• Given task: Exclude any images and output the remaining records exactly.

>> begin Dataset excerpts

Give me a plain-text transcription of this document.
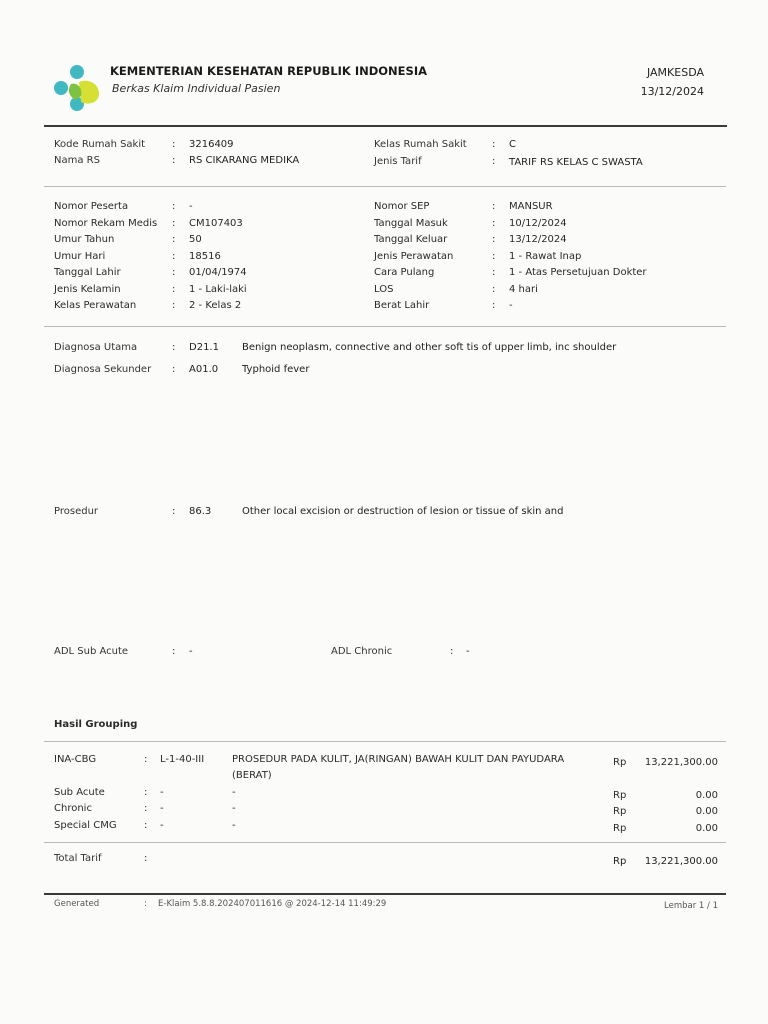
KEMENTERIAN KESEHATAN REPUBLIK INDONESIA
Berkas Klaim Individual Pasien
JAMKESDA
13/12/2024
Kode Rumah Sakit	: 3216409
Nama RS	: RS CIKARANG MEDIKA
Kelas Rumah Sakit	: C
Jenis Tarif	: TARIF RS KELAS C SWASTA
Nomor Peserta	: -
Nomor Rekam Medis : CM107403
Umur Tahun	: 50
Umur Hari	: 18516
Tanggal Lahir	: 01/04/1974
Jenis Kelamin	: 1 - Laki-laki
Kelas Perawatan	: 2 - Kelas 2
Nomor SEP	: MANSUR
Tanggal Masuk	: 10/12/2024
Tanggal Keluar	: 13/12/2024
Jenis Perawatan	: 1 - Rawat Inap
Cara Pulang	: 1 - Atas Persetujuan Dokter
LOS	: 4 hari
Berat Lahir	: -
Diagnosa Utama	: D21.1 Benign neoplasm, connective and other soft tis of upper limb, inc shoulder
Diagnosa Sekunder : A01.0 Typhoid fever
Prosedur	: 86.3	Other local excision or destruction of lesion or tissue of skin and
ADL Sub Acute	: -	ADL Chronic	: -
Hasil Grouping
INA-CBG	: L-1-40-III	PROSEDUR PADA KULIT, JA(RINGAN) BAWAH KULIT DAN PAYUDARA
(BERAT)
Rp	13,221,300.00
Sub Acute	: -	-	Rp	0.00
Chronic	: -	-	Rp	0.00
Special CMG	: -	-	Rp	0.00
Total Tarif	:	Rp	13,221,300.00
Generated	: E-Klaim 5.8.8.202407011616 @ 2024-12-14 11:49:29	Lembar 1 / 1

>> end Dataset excerpts

• Answer to this task:
Give me a plain-text transcription of this document.
KEMENTERIAN KESEHATAN REPUBLIK INDONESIA
Berkas Klaim Individual Pasien
JAMKESDA
13/12/2024
Kode Rumah Sakit	: 3216409
Nama RS	: RS CIKARANG MEDIKA
Kelas Rumah Sakit	: C
Jenis Tarif	: TARIF RS KELAS C SWASTA
Nomor Peserta	: -
Nomor Rekam Medis : CM107403
Umur Tahun	: 50
Umur Hari	: 18516
Tanggal Lahir	: 01/04/1974
Jenis Kelamin	: 1 - Laki-laki
Kelas Perawatan	: 2 - Kelas 2
Nomor SEP	: MANSUR
Tanggal Masuk	: 10/12/2024
Tanggal Keluar	: 13/12/2024
Jenis Perawatan	: 1 - Rawat Inap
Cara Pulang	: 1 - Atas Persetujuan Dokter
LOS	: 4 hari
Berat Lahir	: -
Diagnosa Utama	: D21.1 Benign neoplasm, connective and other soft tis of upper limb, inc shoulder
Diagnosa Sekunder : A01.0 Typhoid fever
Prosedur	: 86.3	Other local excision or destruction of lesion or tissue of skin and
ADL Sub Acute	: -	ADL Chronic	: -
Hasil Grouping
INA-CBG	: L-1-40-III	PROSEDUR PADA KULIT, JA(RINGAN) BAWAH KULIT DAN PAYUDARA
(BERAT)
Rp	13,221,300.00
Sub Acute	: -	-	Rp	0.00
Chronic	: -	-	Rp	0.00
Special CMG	: -	-	Rp	0.00
Total Tarif	:	Rp	13,221,300.00
Generated	: E-Klaim 5.8.8.202407011616 @ 2024-12-14 11:49:29	Lembar 1 / 1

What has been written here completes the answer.